• _Given request_
How many lines of the listing below contain the string "section"? Case counts, so only matching capitalization qualifies. Reply with the number alone.
******************************
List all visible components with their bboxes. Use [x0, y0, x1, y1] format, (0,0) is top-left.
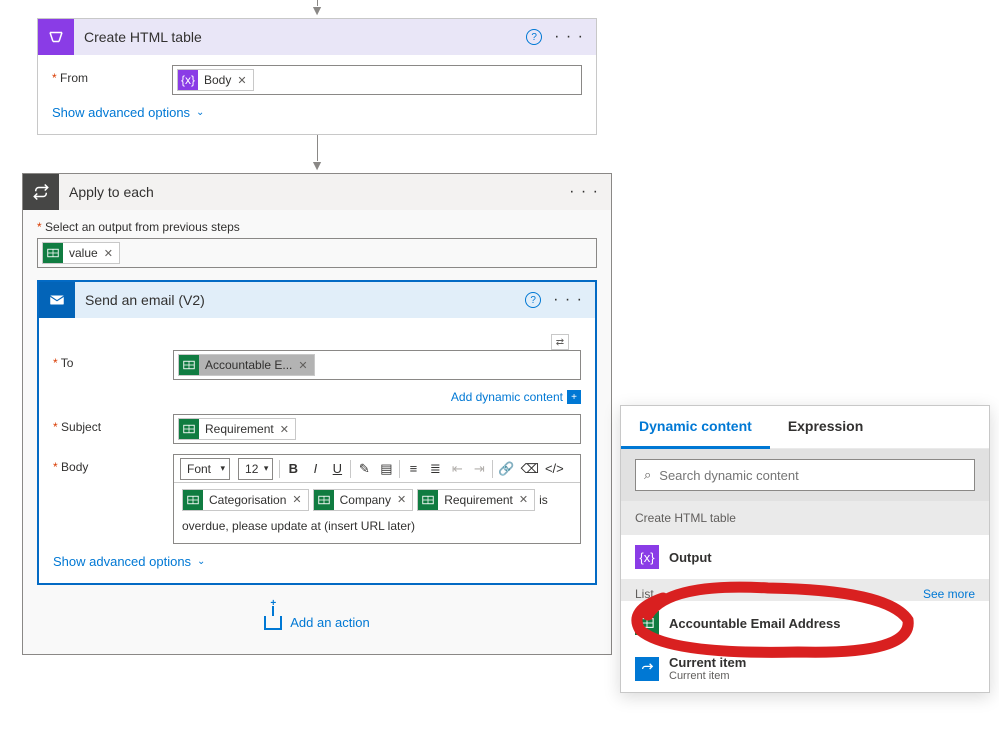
help-icon[interactable]: ?	[526, 29, 542, 45]
add-dynamic-content-link[interactable]: Add dynamic content +	[451, 390, 581, 404]
section-create-html-table: Create HTML table	[621, 501, 989, 535]
data-operations-icon	[38, 19, 74, 55]
see-more-link[interactable]: See more	[923, 587, 975, 601]
bold-button[interactable]: B	[282, 456, 304, 482]
card-header[interactable]: Apply to each · · ·	[23, 174, 611, 210]
from-field[interactable]: {x} Body ✕	[172, 65, 582, 95]
variable-icon: {x}	[178, 70, 198, 90]
section-list-rows: List See more	[621, 579, 989, 601]
show-advanced-options-link[interactable]: Show advanced options⌄	[53, 554, 205, 569]
tab-dynamic-content[interactable]: Dynamic content	[621, 406, 770, 449]
search-icon: ⌕	[644, 467, 651, 483]
company-token[interactable]: Company ✕	[313, 489, 414, 511]
card-title: Send an email (V2)	[75, 292, 525, 308]
to-label: * To	[53, 350, 173, 370]
clear-format-button[interactable]: ⌫	[518, 456, 542, 482]
outlook-icon	[39, 282, 75, 318]
tab-expression[interactable]: Expression	[770, 406, 881, 448]
excel-icon	[179, 419, 199, 439]
chevron-down-icon: ⌄	[197, 556, 205, 567]
body-label: * Body	[53, 454, 173, 474]
font-family-select[interactable]: Font	[180, 458, 230, 480]
value-token[interactable]: value ✕	[42, 242, 120, 264]
add-action-button[interactable]: Add an action	[264, 615, 370, 630]
remove-token-icon[interactable]: ✕	[104, 247, 113, 260]
font-size-select[interactable]: 12	[238, 458, 273, 480]
italic-button[interactable]: I	[304, 456, 326, 482]
loop-icon	[23, 174, 59, 210]
from-label: * From	[52, 65, 172, 85]
categorisation-token[interactable]: Categorisation ✕	[182, 489, 309, 511]
item-current-item[interactable]: Current item Current item	[621, 645, 989, 692]
remove-token-icon[interactable]: ✕	[237, 74, 246, 87]
rte-toolbar: Font 12 B I U ✎ ▤ ≡ ≣	[174, 455, 580, 483]
excel-icon	[314, 490, 334, 510]
item-accountable-email-address[interactable]: Accountable Email Address	[621, 601, 989, 645]
number-list-button[interactable]: ≣	[424, 456, 446, 482]
outdent-button[interactable]: ⇤	[446, 456, 468, 482]
excel-icon	[183, 490, 203, 510]
requirement-token[interactable]: Requirement ✕	[178, 418, 296, 440]
body-text: overdue, please update at (insert URL la…	[182, 515, 572, 537]
chevron-down-icon: ⌄	[196, 107, 204, 118]
swap-connection-icon[interactable]: ⇄	[551, 334, 569, 350]
link-button[interactable]: 🔗	[495, 456, 517, 482]
underline-button[interactable]: U	[326, 456, 348, 482]
more-menu-icon[interactable]: · · ·	[554, 28, 584, 46]
card-title: Create HTML table	[74, 29, 526, 45]
card-header[interactable]: Create HTML table ? · · ·	[38, 19, 596, 55]
search-input[interactable]	[659, 468, 966, 483]
excel-icon	[179, 355, 199, 375]
variable-icon: {x}	[635, 545, 659, 569]
excel-icon	[418, 490, 438, 510]
to-field[interactable]: Accountable E... ✕	[173, 350, 581, 380]
dynamic-content-panel: Dynamic content Expression ⌕ Create HTML…	[620, 405, 990, 693]
font-color-button[interactable]: ✎	[353, 456, 375, 482]
plus-icon: +	[567, 390, 581, 404]
remove-token-icon[interactable]: ✕	[519, 489, 528, 511]
create-html-table-card: Create HTML table ? · · · * From {x} Bod…	[37, 18, 597, 135]
search-box[interactable]: ⌕	[635, 459, 975, 491]
requirement-token[interactable]: Requirement ✕	[417, 489, 535, 511]
subject-label: * Subject	[53, 414, 173, 434]
apply-to-each-card: Apply to each · · · * Select an output f…	[22, 173, 612, 655]
subject-field[interactable]: Requirement ✕	[173, 414, 581, 444]
add-action-icon	[264, 616, 282, 630]
bullet-list-button[interactable]: ≡	[402, 456, 424, 482]
excel-icon	[43, 243, 63, 263]
excel-icon	[635, 611, 659, 635]
code-view-button[interactable]: </>	[542, 456, 567, 482]
body-editor[interactable]: Font 12 B I U ✎ ▤ ≡ ≣	[173, 454, 581, 544]
remove-token-icon[interactable]: ✕	[298, 359, 307, 372]
select-output-field[interactable]: value ✕	[37, 238, 597, 268]
loop-item-icon	[635, 657, 659, 681]
select-output-label: * Select an output from previous steps	[37, 220, 597, 234]
help-icon[interactable]: ?	[525, 292, 541, 308]
body-content[interactable]: Categorisation ✕ Company ✕	[174, 483, 580, 543]
more-menu-icon[interactable]: · · ·	[553, 291, 583, 309]
indent-button[interactable]: ⇥	[468, 456, 490, 482]
highlight-button[interactable]: ▤	[375, 456, 397, 482]
accountable-email-token[interactable]: Accountable E... ✕	[178, 354, 315, 376]
item-output[interactable]: {x} Output	[621, 535, 989, 579]
card-header[interactable]: Send an email (V2) ? · · ·	[39, 282, 595, 318]
card-title: Apply to each	[59, 184, 569, 200]
remove-token-icon[interactable]: ✕	[292, 489, 301, 511]
body-token[interactable]: {x} Body ✕	[177, 69, 254, 91]
more-menu-icon[interactable]: · · ·	[569, 183, 599, 201]
remove-token-icon[interactable]: ✕	[397, 489, 406, 511]
body-text: is	[539, 489, 548, 511]
send-email-card: Send an email (V2) ? · · · ⇄ * To	[37, 280, 597, 585]
show-advanced-options-link[interactable]: Show advanced options⌄	[52, 105, 204, 120]
remove-token-icon[interactable]: ✕	[280, 423, 289, 436]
******************************
• _Exercise answer_
2